--- TASK REQUIREMENTS ---
Reproduce the entries below verbatim, from their first line through the line that contains "donate-heart-icon[interactable]: ♥ xyxy=(214,36,236,58)", with both ends included.

--- PROVIDED INFORMATION ---
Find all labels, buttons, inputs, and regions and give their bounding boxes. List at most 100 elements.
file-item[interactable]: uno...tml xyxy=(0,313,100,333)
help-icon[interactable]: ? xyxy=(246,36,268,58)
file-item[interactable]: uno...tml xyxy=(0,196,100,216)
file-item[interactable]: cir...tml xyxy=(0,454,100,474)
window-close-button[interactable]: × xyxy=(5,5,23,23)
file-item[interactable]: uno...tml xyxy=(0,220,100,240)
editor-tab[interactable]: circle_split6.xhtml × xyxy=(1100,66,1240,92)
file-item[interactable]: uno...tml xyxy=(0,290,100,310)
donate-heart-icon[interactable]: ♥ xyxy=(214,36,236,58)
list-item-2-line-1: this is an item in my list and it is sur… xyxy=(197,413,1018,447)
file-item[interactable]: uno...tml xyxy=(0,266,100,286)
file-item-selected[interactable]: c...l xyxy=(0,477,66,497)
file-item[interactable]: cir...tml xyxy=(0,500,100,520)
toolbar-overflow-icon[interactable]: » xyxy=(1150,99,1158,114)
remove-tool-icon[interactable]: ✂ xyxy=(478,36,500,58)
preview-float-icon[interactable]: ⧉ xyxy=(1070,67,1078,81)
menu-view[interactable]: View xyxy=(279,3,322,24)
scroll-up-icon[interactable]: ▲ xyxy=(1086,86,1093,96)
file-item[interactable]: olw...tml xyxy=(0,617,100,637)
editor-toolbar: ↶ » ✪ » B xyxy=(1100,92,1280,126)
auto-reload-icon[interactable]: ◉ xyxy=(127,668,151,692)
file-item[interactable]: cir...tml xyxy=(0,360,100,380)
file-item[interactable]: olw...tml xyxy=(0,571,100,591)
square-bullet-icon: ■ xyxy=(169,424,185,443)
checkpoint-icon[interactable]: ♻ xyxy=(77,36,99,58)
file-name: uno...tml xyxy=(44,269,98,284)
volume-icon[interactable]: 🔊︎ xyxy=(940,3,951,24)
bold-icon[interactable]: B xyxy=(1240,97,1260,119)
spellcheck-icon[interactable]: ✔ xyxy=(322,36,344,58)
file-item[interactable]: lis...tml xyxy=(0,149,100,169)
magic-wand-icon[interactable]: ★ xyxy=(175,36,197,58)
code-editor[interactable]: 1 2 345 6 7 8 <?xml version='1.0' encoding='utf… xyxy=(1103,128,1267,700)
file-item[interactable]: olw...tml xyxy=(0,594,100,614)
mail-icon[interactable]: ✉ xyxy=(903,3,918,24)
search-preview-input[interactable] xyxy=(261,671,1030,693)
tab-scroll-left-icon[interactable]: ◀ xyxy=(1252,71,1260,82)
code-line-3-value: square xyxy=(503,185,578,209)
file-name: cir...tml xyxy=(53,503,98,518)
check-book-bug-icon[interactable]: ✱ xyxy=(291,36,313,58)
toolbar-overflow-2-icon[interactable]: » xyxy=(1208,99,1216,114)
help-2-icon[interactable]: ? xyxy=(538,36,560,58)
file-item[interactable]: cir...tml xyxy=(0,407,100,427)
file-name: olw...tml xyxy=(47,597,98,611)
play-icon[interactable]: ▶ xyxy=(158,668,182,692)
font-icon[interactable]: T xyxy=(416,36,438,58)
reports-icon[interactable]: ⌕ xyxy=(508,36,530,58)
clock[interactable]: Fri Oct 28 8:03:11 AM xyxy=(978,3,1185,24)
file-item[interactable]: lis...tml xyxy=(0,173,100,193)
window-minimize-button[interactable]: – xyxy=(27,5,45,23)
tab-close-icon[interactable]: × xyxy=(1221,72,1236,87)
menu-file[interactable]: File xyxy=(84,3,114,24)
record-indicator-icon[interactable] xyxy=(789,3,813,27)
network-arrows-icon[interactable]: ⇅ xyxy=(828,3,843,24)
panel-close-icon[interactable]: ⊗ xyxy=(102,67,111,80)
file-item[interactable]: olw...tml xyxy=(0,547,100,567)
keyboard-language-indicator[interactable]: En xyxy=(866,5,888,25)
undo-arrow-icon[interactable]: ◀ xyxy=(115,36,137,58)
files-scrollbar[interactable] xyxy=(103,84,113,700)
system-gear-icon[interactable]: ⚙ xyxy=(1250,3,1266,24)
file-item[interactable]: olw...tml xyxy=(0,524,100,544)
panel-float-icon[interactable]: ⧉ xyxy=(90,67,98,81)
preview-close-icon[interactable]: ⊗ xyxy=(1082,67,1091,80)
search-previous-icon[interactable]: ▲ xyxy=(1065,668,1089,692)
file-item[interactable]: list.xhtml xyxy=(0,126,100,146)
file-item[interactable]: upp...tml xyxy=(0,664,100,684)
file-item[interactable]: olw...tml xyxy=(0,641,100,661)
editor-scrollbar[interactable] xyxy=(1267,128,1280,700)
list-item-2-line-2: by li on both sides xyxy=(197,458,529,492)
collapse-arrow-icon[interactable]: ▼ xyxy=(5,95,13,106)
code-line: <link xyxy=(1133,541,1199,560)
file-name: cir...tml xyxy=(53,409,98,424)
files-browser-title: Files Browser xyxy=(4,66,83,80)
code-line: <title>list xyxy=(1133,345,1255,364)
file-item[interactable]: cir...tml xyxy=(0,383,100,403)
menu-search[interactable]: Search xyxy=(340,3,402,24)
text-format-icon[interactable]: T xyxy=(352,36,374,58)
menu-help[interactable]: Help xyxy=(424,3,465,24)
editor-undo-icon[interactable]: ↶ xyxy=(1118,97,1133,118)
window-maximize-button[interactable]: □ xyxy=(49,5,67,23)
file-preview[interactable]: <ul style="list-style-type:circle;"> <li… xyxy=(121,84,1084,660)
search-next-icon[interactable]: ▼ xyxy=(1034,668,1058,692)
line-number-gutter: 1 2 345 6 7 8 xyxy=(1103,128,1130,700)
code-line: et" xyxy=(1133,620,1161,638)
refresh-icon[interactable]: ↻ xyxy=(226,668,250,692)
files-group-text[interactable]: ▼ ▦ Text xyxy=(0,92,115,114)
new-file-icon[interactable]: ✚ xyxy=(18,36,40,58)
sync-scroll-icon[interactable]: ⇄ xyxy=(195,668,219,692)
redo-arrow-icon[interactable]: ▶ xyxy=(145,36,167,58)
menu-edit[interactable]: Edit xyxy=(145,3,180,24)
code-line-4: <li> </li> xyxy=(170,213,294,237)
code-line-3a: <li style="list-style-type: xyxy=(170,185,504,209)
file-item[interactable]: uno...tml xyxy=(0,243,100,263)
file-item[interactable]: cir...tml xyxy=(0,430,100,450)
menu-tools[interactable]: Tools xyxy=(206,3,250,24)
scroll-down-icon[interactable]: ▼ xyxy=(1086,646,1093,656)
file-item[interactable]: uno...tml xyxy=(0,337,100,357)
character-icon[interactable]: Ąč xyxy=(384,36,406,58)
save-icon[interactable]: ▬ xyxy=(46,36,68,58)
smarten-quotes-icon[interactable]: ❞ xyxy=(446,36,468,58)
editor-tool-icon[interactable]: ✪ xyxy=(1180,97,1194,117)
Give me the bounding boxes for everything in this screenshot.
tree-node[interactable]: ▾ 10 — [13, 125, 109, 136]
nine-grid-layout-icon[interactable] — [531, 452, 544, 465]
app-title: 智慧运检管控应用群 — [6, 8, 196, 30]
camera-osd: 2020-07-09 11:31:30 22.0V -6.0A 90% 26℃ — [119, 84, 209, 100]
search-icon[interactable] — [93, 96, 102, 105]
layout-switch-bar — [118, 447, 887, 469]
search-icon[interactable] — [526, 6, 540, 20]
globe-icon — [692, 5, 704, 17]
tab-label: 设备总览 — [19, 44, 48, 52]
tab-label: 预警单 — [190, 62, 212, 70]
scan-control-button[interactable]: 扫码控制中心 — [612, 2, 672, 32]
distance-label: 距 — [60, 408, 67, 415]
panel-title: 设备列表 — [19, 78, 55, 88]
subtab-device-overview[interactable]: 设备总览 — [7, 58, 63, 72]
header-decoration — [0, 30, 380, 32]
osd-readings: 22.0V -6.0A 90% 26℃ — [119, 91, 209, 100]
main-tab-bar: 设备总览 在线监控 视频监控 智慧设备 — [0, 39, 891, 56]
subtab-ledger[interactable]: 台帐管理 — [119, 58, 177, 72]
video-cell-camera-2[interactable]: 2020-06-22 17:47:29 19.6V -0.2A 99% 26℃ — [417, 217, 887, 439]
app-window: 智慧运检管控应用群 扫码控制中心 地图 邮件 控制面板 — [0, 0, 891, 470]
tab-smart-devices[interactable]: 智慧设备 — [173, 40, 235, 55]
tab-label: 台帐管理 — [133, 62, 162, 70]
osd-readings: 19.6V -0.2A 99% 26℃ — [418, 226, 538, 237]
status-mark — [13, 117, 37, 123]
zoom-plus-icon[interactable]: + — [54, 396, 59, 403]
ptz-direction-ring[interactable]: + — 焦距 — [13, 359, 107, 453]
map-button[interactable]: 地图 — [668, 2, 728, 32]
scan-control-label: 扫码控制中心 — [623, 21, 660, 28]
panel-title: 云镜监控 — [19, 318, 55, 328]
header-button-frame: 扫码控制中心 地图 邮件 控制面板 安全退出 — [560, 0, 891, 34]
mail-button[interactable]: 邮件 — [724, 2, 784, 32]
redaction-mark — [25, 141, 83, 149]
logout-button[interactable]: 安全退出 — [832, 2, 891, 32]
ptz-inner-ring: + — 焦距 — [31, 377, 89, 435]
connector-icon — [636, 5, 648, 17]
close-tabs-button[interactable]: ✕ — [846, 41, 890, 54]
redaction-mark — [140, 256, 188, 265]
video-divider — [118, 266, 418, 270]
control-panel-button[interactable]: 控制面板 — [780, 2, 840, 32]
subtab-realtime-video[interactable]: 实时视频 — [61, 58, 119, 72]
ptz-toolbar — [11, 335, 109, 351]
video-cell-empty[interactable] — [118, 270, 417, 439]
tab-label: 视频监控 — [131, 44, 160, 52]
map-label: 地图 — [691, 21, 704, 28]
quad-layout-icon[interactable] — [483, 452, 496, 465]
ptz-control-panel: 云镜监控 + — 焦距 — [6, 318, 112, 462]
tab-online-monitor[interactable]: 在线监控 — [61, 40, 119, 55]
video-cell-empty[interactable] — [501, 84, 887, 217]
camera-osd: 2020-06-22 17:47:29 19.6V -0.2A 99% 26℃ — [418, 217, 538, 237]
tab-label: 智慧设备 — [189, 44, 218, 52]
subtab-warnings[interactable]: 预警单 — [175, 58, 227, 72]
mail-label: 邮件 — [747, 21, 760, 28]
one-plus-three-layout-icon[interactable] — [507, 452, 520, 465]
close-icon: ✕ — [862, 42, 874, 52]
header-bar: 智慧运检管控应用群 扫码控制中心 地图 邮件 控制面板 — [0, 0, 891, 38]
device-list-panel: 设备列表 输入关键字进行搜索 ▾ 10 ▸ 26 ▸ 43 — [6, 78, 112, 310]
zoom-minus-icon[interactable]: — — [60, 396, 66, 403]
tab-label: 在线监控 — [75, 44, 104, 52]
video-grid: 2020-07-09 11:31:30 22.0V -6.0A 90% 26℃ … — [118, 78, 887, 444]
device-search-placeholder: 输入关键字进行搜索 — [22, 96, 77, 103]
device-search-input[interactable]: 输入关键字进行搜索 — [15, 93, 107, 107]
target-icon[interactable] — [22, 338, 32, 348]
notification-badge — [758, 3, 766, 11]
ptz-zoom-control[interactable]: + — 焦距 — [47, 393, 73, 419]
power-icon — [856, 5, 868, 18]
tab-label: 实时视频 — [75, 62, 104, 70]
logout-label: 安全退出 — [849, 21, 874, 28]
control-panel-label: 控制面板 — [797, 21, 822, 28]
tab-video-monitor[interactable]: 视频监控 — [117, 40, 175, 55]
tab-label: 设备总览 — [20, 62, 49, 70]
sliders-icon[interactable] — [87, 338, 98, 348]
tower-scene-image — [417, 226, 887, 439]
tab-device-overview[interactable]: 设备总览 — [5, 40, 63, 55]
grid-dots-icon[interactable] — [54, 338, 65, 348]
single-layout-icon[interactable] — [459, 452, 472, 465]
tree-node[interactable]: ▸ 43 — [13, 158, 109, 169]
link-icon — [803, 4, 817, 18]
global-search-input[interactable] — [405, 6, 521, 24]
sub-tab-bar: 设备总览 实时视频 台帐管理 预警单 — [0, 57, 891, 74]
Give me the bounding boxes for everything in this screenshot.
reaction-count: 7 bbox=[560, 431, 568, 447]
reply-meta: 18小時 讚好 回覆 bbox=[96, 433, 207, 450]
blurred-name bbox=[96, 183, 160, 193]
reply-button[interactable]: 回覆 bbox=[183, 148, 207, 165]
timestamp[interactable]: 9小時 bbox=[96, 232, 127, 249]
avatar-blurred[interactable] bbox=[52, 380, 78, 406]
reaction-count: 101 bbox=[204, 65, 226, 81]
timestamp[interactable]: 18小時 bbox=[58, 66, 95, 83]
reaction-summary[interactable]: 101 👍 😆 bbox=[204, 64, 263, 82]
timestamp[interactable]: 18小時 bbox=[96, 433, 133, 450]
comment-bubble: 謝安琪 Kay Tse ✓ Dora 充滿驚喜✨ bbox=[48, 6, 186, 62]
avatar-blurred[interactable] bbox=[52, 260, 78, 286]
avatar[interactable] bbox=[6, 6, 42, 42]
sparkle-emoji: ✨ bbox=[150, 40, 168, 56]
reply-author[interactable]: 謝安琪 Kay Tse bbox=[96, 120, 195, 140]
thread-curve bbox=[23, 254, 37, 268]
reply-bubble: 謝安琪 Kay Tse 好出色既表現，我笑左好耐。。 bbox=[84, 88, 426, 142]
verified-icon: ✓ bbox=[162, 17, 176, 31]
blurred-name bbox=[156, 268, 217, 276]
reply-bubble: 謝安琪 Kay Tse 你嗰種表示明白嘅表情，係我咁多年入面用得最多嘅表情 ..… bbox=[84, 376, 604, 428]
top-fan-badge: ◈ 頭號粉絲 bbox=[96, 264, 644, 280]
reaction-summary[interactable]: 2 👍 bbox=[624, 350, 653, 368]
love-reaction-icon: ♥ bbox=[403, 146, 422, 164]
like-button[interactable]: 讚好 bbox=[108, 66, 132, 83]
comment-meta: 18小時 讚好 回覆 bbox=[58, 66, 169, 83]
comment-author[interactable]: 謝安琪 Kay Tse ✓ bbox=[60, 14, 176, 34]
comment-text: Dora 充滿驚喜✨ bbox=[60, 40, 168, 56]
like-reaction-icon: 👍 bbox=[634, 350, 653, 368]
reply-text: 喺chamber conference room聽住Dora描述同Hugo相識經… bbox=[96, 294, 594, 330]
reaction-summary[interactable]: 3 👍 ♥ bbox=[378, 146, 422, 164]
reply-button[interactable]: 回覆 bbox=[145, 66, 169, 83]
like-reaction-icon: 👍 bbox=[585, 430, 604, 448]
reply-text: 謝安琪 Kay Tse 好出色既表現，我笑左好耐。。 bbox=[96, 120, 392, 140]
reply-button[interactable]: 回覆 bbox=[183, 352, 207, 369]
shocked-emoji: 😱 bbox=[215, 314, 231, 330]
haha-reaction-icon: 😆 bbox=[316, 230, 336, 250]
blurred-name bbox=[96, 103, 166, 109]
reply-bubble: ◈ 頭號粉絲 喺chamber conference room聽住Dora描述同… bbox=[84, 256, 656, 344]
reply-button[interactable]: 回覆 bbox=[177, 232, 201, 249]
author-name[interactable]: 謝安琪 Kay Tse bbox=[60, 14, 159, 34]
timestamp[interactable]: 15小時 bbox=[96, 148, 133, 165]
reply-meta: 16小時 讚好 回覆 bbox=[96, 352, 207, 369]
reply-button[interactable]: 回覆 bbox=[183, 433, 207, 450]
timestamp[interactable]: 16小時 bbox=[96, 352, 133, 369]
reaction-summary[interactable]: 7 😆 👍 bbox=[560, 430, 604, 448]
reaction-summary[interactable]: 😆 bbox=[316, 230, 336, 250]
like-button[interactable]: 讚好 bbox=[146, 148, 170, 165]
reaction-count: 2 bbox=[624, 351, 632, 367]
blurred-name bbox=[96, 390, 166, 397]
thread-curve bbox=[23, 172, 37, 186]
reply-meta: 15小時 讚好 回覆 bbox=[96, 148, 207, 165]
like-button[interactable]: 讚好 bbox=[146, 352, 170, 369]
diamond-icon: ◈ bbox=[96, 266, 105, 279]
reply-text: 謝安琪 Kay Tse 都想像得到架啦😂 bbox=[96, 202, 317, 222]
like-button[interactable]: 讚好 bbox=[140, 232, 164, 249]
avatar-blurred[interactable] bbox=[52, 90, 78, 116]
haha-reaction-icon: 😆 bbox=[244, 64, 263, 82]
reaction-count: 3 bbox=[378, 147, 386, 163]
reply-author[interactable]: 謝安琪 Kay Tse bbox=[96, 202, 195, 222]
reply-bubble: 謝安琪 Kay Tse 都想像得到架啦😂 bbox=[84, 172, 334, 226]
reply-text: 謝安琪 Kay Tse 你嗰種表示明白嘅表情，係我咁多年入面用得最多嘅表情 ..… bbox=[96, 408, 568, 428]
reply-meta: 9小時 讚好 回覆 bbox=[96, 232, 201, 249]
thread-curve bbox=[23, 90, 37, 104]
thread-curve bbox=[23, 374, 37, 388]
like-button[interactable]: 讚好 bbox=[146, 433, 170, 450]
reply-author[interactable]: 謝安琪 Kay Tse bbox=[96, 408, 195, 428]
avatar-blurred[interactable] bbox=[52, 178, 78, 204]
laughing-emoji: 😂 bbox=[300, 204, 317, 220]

--- WRITTEN ANSWER ---
Find all labels, buttons, inputs, and regions and give their bounding boxes. List at most 100 elements.
file-item[interactable]: uno...tml xyxy=(0,313,100,333)
help-icon[interactable]: ? xyxy=(246,36,268,58)
file-item[interactable]: uno...tml xyxy=(0,196,100,216)
file-item[interactable]: cir...tml xyxy=(0,454,100,474)
window-close-button[interactable]: × xyxy=(5,5,23,23)
file-item[interactable]: uno...tml xyxy=(0,220,100,240)
editor-tab[interactable]: circle_split6.xhtml × xyxy=(1100,66,1240,92)
file-item[interactable]: uno...tml xyxy=(0,290,100,310)
donate-heart-icon[interactable]: ♥ xyxy=(214,36,236,58)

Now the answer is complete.